## Exercise instructions
Please output the records below in full, exactly as given, but without the images.

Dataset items
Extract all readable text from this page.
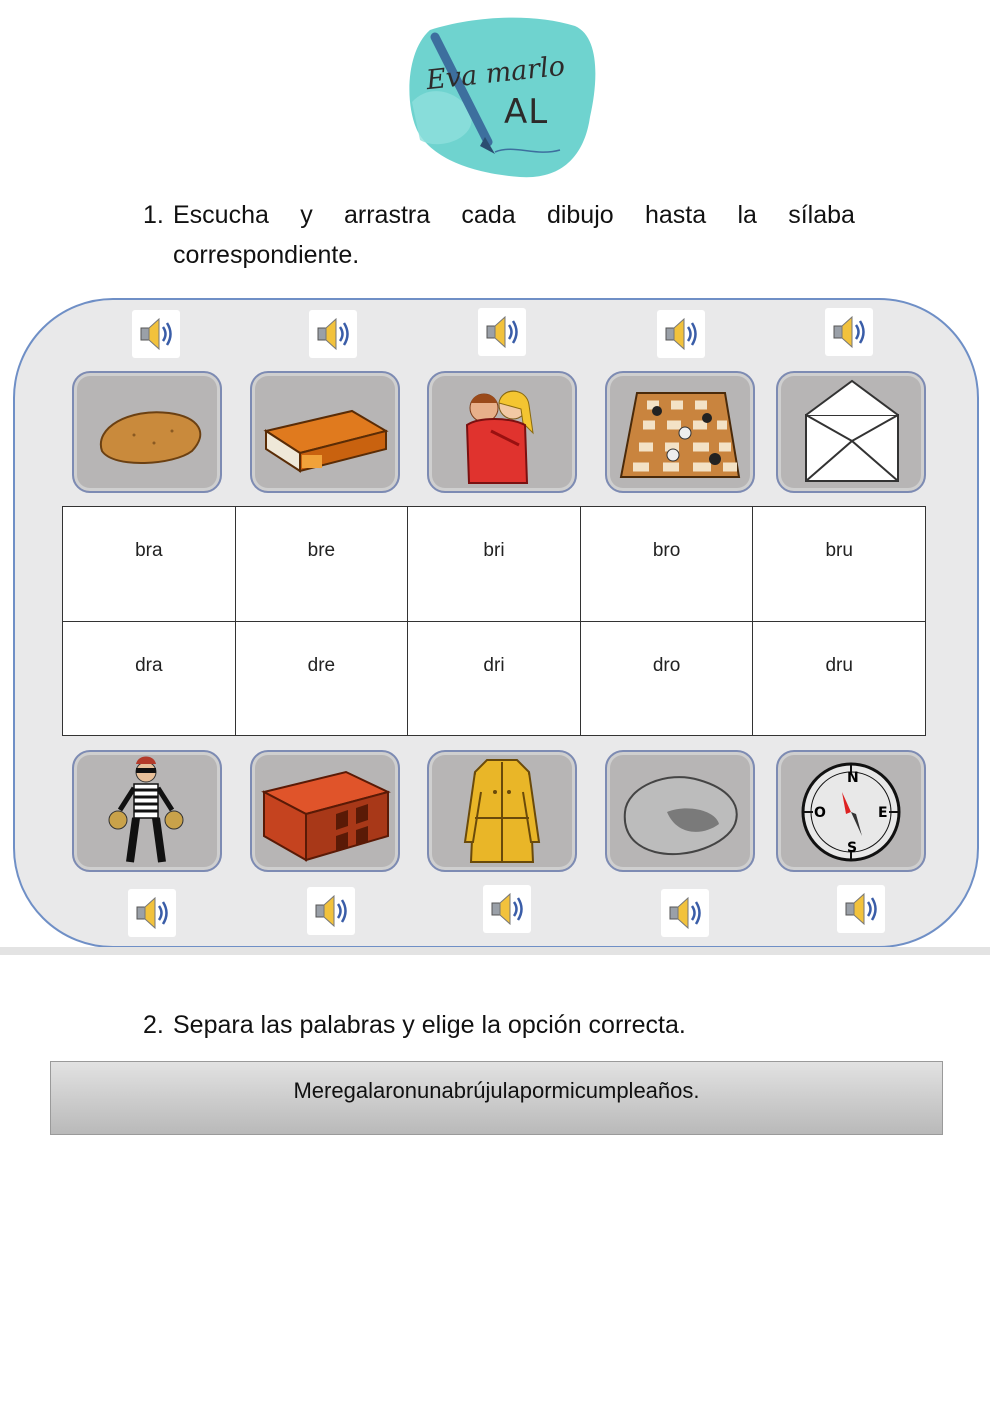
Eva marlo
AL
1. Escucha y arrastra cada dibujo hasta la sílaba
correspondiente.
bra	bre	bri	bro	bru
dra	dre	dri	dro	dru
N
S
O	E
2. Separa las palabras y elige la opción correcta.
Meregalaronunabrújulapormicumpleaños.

## Output for this exercise
Extract all readable text from this page.
Eva marlo
AL
1. Escucha y arrastra cada dibujo hasta la sílaba
correspondiente.
bra	bre	bri	bro	bru
dra	dre	dri	dro	dru
N
S
O	E
2. Separa las palabras y elige la opción correcta.
Meregalaronunabrújulapormicumpleaños.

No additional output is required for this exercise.